Request - Please quote every line word for word.

Records for this task -
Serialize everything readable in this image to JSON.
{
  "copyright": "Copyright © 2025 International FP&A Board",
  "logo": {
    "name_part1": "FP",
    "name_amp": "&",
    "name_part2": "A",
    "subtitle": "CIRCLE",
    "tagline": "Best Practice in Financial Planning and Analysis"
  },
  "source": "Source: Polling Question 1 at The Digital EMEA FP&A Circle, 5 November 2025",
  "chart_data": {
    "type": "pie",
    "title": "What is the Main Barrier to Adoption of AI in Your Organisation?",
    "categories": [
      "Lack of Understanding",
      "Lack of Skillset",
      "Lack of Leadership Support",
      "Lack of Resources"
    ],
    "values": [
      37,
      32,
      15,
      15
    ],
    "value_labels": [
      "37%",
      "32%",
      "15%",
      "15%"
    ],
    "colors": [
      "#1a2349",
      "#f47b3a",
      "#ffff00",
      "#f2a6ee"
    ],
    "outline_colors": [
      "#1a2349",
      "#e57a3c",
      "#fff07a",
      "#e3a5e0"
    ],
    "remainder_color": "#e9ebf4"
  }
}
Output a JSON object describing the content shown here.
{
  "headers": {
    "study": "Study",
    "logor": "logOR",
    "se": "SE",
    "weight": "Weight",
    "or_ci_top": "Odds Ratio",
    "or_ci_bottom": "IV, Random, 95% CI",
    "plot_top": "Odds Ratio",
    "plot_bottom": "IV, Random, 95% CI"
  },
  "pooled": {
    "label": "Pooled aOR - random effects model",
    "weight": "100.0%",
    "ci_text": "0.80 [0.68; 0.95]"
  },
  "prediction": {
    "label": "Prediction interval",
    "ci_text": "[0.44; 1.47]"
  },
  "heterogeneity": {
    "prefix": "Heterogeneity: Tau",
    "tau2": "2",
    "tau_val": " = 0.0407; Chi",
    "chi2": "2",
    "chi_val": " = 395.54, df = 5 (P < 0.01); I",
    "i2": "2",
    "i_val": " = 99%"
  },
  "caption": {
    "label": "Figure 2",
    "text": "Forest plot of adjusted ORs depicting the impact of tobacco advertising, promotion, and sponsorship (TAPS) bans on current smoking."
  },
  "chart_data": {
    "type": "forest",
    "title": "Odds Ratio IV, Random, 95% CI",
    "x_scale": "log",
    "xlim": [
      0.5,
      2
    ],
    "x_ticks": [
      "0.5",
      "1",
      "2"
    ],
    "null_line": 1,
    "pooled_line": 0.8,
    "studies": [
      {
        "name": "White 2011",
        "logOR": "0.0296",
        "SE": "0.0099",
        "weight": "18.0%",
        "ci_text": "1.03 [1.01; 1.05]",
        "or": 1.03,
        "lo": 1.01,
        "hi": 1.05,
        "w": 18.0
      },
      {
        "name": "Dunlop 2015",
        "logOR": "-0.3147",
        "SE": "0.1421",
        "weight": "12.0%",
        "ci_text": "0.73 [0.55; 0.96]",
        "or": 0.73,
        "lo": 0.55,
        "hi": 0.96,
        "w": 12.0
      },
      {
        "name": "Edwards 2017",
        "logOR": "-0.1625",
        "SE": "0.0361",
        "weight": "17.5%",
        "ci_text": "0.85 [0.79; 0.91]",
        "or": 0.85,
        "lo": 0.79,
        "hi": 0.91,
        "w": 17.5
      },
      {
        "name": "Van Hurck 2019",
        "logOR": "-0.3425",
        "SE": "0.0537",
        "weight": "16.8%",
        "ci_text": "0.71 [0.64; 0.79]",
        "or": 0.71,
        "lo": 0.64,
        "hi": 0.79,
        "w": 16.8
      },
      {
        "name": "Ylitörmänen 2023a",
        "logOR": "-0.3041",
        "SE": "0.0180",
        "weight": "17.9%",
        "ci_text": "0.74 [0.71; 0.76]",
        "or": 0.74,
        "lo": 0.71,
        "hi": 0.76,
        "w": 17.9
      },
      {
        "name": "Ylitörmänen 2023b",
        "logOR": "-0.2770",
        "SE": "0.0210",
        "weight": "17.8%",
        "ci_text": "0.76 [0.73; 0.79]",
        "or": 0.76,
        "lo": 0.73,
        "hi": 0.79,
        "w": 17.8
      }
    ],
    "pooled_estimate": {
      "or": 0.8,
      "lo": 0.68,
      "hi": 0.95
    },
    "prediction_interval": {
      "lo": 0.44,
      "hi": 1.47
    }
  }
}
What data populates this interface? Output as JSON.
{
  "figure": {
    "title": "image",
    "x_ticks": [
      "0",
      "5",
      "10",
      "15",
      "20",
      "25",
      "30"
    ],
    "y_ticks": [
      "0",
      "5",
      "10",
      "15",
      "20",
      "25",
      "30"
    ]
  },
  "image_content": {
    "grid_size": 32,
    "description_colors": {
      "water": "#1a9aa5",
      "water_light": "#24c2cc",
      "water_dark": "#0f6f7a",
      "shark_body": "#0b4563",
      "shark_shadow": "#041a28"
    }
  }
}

Complete response -
Serialize everything readable in this image to JSON.
{
  "copyright": "Copyright © 2025 International FP&A Board",
  "logo": {
    "name_part1": "FP",
    "name_amp": "&",
    "name_part2": "A",
    "subtitle": "CIRCLE",
    "tagline": "Best Practice in Financial Planning and Analysis"
  },
  "source": "Source: Polling Question 1 at The Digital EMEA FP&A Circle, 5 November 2025",
  "chart_data": {
    "type": "pie",
    "title": "What is the Main Barrier to Adoption of AI in Your Organisation?",
    "categories": [
      "Lack of Understanding",
      "Lack of Skillset",
      "Lack of Leadership Support",
      "Lack of Resources"
    ],
    "values": [
      37,
      32,
      15,
      15
    ],
    "value_labels": [
      "37%",
      "32%",
      "15%",
      "15%"
    ],
    "colors": [
      "#1a2349",
      "#f47b3a",
      "#ffff00",
      "#f2a6ee"
    ],
    "outline_colors": [
      "#1a2349",
      "#e57a3c",
      "#fff07a",
      "#e3a5e0"
    ],
    "remainder_color": "#e9ebf4"
  }
}
Output a JSON object describing the content shown here.
{
  "headers": {
    "study": "Study",
    "logor": "logOR",
    "se": "SE",
    "weight": "Weight",
    "or_ci_top": "Odds Ratio",
    "or_ci_bottom": "IV, Random, 95% CI",
    "plot_top": "Odds Ratio",
    "plot_bottom": "IV, Random, 95% CI"
  },
  "pooled": {
    "label": "Pooled aOR - random effects model",
    "weight": "100.0%",
    "ci_text": "0.80 [0.68; 0.95]"
  },
  "prediction": {
    "label": "Prediction interval",
    "ci_text": "[0.44; 1.47]"
  },
  "heterogeneity": {
    "prefix": "Heterogeneity: Tau",
    "tau2": "2",
    "tau_val": " = 0.0407; Chi",
    "chi2": "2",
    "chi_val": " = 395.54, df = 5 (P < 0.01); I",
    "i2": "2",
    "i_val": " = 99%"
  },
  "caption": {
    "label": "Figure 2",
    "text": "Forest plot of adjusted ORs depicting the impact of tobacco advertising, promotion, and sponsorship (TAPS) bans on current smoking."
  },
  "chart_data": {
    "type": "forest",
    "title": "Odds Ratio IV, Random, 95% CI",
    "x_scale": "log",
    "xlim": [
      0.5,
      2
    ],
    "x_ticks": [
      "0.5",
      "1",
      "2"
    ],
    "null_line": 1,
    "pooled_line": 0.8,
    "studies": [
      {
        "name": "White 2011",
        "logOR": "0.0296",
        "SE": "0.0099",
        "weight": "18.0%",
        "ci_text": "1.03 [1.01; 1.05]",
        "or": 1.03,
        "lo": 1.01,
        "hi": 1.05,
        "w": 18.0
      },
      {
        "name": "Dunlop 2015",
        "logOR": "-0.3147",
        "SE": "0.1421",
        "weight": "12.0%",
        "ci_text": "0.73 [0.55; 0.96]",
        "or": 0.73,
        "lo": 0.55,
        "hi": 0.96,
        "w": 12.0
      },
      {
        "name": "Edwards 2017",
        "logOR": "-0.1625",
        "SE": "0.0361",
        "weight": "17.5%",
        "ci_text": "0.85 [0.79; 0.91]",
        "or": 0.85,
        "lo": 0.79,
        "hi": 0.91,
        "w": 17.5
      },
      {
        "name": "Van Hurck 2019",
        "logOR": "-0.3425",
        "SE": "0.0537",
        "weight": "16.8%",
        "ci_text": "0.71 [0.64; 0.79]",
        "or": 0.71,
        "lo": 0.64,
        "hi": 0.79,
        "w": 16.8
      },
      {
        "name": "Ylitörmänen 2023a",
        "logOR": "-0.3041",
        "SE": "0.0180",
        "weight": "17.9%",
        "ci_text": "0.74 [0.71; 0.76]",
        "or": 0.74,
        "lo": 0.71,
        "hi": 0.76,
        "w": 17.9
      },
      {
        "name": "Ylitörmänen 2023b",
        "logOR": "-0.2770",
        "SE": "0.0210",
        "weight": "17.8%",
        "ci_text": "0.76 [0.73; 0.79]",
        "or": 0.76,
        "lo": 0.73,
        "hi": 0.79,
        "w": 17.8
      }
    ],
    "pooled_estimate": {
      "or": 0.8,
      "lo": 0.68,
      "hi": 0.95
    },
    "prediction_interval": {
      "lo": 0.44,
      "hi": 1.47
    }
  }
}
What data populates this interface? Output as JSON.
{
  "figure": {
    "title": "image",
    "x_ticks": [
      "0",
      "5",
      "10",
      "15",
      "20",
      "25",
      "30"
    ],
    "y_ticks": [
      "0",
      "5",
      "10",
      "15",
      "20",
      "25",
      "30"
    ]
  },
  "image_content": {
    "grid_size": 32,
    "description_colors": {
      "water": "#1a9aa5",
      "water_light": "#24c2cc",
      "water_dark": "#0f6f7a",
      "shark_body": "#0b4563",
      "shark_shadow": "#041a28"
    }
  }
}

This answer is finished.